%%
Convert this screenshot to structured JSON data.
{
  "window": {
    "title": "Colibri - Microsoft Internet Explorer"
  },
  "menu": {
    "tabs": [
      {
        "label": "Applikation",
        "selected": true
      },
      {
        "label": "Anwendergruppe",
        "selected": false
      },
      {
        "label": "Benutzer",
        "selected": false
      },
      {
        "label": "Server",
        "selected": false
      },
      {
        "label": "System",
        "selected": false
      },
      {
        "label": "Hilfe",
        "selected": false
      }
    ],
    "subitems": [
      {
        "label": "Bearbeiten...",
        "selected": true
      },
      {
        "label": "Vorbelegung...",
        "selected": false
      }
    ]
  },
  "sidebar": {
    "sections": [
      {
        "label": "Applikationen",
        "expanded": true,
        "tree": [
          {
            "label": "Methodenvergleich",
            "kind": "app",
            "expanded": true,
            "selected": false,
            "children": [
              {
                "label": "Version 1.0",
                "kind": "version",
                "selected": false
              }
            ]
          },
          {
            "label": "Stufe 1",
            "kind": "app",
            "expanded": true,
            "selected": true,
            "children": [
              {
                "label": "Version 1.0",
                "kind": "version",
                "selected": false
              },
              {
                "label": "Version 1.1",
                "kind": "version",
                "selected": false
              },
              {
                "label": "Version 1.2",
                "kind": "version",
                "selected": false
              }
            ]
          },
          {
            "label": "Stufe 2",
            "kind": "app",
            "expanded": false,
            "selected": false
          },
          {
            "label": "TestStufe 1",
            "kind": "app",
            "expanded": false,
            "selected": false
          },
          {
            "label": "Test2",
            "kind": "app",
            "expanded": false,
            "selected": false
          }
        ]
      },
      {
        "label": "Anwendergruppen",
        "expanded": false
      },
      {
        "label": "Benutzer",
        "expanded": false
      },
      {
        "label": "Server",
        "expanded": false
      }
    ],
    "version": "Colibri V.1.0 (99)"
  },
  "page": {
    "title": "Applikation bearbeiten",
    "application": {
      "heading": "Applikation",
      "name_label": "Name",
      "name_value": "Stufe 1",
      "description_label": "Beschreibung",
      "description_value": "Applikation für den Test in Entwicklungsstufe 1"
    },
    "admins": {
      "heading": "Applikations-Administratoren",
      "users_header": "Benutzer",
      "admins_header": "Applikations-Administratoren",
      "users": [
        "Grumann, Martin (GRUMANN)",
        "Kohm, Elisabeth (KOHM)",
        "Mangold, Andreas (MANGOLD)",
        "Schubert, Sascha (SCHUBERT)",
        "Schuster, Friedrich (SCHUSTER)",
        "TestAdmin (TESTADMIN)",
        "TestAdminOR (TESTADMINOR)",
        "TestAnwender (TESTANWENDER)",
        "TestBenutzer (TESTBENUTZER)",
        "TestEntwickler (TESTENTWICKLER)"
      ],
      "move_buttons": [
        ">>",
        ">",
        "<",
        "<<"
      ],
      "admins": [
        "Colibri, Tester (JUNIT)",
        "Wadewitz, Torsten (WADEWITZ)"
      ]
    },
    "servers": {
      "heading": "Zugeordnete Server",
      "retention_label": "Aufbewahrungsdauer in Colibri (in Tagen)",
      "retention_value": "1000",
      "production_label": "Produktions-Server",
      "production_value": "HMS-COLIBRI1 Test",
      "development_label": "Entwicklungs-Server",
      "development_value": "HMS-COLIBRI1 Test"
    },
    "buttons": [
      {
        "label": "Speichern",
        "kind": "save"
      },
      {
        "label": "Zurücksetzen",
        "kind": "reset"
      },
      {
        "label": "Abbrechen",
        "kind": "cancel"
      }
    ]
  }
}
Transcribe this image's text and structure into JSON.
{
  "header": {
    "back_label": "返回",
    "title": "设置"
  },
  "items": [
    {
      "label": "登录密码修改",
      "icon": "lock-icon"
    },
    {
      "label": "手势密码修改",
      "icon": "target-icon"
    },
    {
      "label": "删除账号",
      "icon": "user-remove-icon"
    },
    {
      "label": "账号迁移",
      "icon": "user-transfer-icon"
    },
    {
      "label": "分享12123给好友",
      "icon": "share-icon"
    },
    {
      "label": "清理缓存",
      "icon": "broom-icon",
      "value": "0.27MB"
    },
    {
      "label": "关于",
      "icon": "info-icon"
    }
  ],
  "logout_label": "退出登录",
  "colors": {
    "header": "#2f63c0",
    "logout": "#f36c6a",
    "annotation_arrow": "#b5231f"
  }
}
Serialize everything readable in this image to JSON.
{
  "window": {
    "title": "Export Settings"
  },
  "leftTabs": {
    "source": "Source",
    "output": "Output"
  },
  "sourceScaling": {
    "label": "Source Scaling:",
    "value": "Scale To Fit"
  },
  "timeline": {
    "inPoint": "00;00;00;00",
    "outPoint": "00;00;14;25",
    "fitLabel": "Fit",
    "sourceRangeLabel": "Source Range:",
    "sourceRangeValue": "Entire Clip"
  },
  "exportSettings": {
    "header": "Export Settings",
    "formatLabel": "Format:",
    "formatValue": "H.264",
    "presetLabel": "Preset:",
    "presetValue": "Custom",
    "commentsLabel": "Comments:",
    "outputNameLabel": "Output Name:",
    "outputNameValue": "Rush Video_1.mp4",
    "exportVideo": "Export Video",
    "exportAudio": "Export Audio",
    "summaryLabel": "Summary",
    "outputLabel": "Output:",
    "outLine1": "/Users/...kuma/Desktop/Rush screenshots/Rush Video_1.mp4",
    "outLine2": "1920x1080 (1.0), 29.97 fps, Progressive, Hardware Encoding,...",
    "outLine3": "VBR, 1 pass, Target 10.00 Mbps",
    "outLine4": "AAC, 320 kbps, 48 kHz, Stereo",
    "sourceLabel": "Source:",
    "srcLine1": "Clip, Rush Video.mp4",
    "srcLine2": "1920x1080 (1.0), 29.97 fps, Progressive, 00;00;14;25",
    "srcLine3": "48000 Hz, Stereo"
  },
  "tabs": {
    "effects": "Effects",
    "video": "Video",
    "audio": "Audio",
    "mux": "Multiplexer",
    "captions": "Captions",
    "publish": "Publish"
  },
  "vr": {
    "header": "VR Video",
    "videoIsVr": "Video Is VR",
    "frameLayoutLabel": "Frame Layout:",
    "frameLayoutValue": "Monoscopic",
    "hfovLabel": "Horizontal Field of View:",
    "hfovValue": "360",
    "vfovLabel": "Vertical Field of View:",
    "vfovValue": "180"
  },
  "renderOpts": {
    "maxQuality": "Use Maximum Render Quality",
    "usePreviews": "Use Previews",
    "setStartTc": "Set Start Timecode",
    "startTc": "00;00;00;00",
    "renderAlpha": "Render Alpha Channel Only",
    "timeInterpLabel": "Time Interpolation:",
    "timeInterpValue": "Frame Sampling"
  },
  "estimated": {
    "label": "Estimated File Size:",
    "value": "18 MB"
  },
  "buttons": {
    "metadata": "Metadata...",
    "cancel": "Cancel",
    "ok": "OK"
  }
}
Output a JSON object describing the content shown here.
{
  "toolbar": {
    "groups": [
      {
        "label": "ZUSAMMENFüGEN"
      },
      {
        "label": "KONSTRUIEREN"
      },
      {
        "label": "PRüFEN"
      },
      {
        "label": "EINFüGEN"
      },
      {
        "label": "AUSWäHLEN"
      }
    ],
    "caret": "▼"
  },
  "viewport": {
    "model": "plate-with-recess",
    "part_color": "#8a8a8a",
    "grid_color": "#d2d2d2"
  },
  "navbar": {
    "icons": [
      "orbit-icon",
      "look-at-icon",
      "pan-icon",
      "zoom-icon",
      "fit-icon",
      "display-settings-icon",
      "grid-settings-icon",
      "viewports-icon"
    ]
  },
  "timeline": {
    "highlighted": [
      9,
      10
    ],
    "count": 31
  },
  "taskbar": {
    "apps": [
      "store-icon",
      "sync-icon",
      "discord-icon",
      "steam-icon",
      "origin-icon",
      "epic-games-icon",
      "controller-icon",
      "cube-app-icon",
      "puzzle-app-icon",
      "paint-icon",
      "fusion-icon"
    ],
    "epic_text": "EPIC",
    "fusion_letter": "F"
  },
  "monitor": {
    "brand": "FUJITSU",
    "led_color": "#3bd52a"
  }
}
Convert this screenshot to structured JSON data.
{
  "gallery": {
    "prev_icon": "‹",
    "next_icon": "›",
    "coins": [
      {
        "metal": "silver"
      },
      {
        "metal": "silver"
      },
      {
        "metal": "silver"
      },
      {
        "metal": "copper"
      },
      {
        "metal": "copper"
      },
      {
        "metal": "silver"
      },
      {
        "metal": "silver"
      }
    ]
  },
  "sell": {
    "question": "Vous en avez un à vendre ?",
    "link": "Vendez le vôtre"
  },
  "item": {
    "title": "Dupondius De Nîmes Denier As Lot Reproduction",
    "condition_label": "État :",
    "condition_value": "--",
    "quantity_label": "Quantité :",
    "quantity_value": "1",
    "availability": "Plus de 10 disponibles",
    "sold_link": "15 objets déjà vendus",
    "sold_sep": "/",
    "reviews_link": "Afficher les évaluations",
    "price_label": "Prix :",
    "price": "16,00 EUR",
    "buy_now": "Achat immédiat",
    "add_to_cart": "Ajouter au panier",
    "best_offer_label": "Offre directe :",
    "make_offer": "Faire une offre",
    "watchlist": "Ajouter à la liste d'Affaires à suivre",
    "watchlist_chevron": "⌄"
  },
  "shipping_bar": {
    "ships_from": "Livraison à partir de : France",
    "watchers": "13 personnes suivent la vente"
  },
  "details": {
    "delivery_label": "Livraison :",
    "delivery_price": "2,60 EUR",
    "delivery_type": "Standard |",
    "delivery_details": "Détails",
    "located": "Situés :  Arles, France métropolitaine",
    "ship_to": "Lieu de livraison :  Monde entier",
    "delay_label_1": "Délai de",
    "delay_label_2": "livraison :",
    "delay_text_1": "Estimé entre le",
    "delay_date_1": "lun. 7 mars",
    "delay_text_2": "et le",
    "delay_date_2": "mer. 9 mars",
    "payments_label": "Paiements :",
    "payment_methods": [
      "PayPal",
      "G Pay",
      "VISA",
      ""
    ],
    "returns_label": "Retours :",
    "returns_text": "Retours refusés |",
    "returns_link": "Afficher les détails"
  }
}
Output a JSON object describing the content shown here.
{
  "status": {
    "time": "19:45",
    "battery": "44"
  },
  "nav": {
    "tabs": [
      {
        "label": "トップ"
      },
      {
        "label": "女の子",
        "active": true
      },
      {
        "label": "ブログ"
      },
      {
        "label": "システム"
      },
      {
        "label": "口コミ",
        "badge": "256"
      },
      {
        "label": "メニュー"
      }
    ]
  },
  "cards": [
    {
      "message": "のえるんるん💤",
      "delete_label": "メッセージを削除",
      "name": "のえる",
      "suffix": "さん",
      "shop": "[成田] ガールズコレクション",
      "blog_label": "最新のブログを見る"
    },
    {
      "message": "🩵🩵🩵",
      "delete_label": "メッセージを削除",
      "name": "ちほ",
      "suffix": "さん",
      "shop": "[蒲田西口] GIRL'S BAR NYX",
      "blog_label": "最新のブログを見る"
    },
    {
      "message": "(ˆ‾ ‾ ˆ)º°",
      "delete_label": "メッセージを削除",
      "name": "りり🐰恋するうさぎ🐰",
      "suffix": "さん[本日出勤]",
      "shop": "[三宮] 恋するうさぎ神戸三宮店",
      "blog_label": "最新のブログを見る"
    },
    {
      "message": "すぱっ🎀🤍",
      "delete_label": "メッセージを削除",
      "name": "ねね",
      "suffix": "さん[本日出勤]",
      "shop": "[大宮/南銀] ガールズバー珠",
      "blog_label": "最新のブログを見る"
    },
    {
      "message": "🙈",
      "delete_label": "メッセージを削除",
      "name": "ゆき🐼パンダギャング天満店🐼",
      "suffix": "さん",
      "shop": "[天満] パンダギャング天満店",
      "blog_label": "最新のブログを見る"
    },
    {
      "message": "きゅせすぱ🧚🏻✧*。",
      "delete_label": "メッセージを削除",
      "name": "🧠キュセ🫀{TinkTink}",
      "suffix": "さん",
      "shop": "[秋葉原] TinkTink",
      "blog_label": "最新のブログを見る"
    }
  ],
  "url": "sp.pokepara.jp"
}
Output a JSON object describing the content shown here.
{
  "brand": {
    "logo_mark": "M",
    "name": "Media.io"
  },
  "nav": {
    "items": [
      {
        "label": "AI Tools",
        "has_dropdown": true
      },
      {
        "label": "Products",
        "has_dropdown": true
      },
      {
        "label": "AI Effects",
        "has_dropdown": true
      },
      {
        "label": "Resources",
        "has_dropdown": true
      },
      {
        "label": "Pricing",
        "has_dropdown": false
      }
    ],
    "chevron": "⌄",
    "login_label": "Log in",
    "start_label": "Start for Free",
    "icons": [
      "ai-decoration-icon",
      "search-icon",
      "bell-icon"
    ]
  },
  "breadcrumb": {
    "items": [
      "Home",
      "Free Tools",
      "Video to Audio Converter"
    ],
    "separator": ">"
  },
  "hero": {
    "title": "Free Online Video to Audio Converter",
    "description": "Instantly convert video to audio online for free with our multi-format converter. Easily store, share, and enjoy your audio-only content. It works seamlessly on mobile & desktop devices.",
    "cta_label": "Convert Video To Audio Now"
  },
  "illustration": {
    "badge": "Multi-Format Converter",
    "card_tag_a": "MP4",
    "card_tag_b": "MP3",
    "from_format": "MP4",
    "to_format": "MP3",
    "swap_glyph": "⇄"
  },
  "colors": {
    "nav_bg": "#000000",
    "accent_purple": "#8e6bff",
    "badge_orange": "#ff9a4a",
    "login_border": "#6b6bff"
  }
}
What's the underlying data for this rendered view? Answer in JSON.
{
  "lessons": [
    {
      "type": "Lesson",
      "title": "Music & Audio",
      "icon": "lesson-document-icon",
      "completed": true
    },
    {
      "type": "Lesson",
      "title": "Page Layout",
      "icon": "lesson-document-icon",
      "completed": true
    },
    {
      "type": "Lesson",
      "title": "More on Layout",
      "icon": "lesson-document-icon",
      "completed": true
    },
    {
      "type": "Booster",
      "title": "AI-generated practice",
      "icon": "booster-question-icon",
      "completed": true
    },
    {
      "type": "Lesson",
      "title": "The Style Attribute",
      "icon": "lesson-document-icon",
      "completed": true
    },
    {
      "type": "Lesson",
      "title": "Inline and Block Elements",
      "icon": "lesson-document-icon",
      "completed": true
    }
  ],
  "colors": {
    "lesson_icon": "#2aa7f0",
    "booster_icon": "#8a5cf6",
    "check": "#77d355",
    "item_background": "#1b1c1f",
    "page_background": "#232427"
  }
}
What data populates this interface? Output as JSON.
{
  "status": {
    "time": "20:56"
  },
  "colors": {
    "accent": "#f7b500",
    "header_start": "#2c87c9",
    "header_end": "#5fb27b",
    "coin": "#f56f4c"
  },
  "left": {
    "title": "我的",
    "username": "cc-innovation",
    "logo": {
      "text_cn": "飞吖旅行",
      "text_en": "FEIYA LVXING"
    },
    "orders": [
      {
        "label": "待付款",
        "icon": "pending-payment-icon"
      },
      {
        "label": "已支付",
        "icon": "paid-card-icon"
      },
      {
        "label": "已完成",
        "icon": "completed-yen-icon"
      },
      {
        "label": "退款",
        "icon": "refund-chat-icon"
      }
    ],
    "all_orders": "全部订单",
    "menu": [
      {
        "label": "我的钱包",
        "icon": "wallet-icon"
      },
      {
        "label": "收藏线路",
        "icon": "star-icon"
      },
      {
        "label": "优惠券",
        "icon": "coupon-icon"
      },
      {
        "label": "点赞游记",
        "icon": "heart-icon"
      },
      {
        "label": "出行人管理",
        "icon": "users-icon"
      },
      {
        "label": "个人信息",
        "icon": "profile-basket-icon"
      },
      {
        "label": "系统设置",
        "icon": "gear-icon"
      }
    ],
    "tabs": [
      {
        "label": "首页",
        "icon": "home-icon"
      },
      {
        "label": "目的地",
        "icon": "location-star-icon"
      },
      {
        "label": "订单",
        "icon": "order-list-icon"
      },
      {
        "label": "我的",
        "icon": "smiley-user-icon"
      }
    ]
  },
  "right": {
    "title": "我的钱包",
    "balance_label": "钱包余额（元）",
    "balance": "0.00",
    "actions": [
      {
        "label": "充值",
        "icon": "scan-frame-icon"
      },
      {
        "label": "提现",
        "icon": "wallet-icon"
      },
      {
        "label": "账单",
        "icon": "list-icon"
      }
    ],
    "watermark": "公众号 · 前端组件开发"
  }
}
%%
GIVEN PROBLEM.
Say how many lines in this listing hold the string "Applikations", giving the count and nothing more.

OUTPUT OF THE EXERCISE.
2